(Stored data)
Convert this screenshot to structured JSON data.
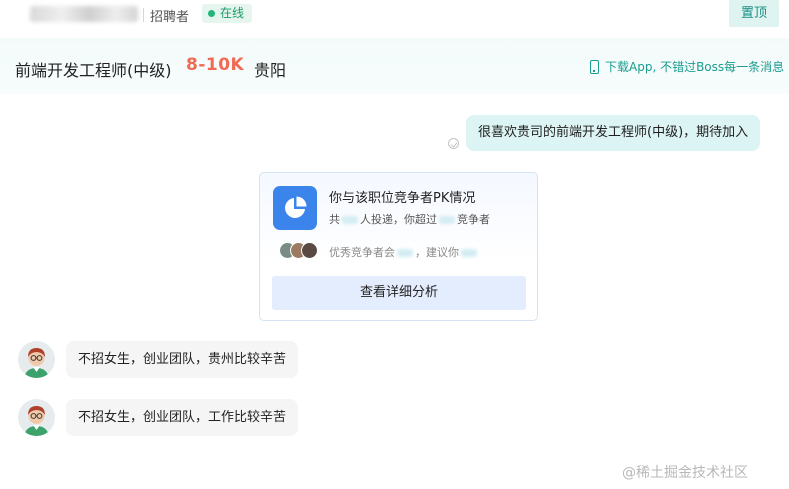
{
  "header": {
    "role": "招聘者",
    "online_status": "在线",
    "top_button": "置顶"
  },
  "job": {
    "title": "前端开发工程师(中级)",
    "salary": "8-10K",
    "city": "贵阳",
    "download_link": "下载App, 不错过Boss每一条消息"
  },
  "messages": {
    "greeting": "很喜欢贵司的前端开发工程师(中级)，期待加入",
    "reply1": "不招女生，创业团队，贵州比较辛苦",
    "reply2": "不招女生，创业团队，工作比较辛苦"
  },
  "pk_card": {
    "title": "你与该职位竞争者PK情况",
    "sub_part1": "共",
    "sub_part2": "人投递，你超过",
    "sub_part3": "竞争者",
    "hint_part1": "优秀竞争者会",
    "hint_part2": "，建议你",
    "button": "查看详细分析"
  },
  "watermark": "@稀土掘金技术社区",
  "colors": {
    "accent": "#1a9d8f",
    "salary": "#f06a54",
    "pk_icon": "#3a84ec"
  }
}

__What you are asked to do__: Omit every picture, then repeat the remaining data exactly as it appears above.

__Output__:
Convert this screenshot to structured JSON data.
{
  "header": {
    "role": "招聘者",
    "online_status": "在线",
    "top_button": "置顶"
  },
  "job": {
    "title": "前端开发工程师(中级)",
    "salary": "8-10K",
    "city": "贵阳",
    "download_link": "下载App, 不错过Boss每一条消息"
  },
  "messages": {
    "greeting": "很喜欢贵司的前端开发工程师(中级)，期待加入",
    "reply1": "不招女生，创业团队，贵州比较辛苦",
    "reply2": "不招女生，创业团队，工作比较辛苦"
  },
  "pk_card": {
    "title": "你与该职位竞争者PK情况",
    "sub_part1": "共",
    "sub_part2": "人投递，你超过",
    "sub_part3": "竞争者",
    "hint_part1": "优秀竞争者会",
    "hint_part2": "，建议你",
    "button": "查看详细分析"
  },
  "watermark": "@稀土掘金技术社区",
  "colors": {
    "accent": "#1a9d8f",
    "salary": "#f06a54",
    "pk_icon": "#3a84ec"
  }
}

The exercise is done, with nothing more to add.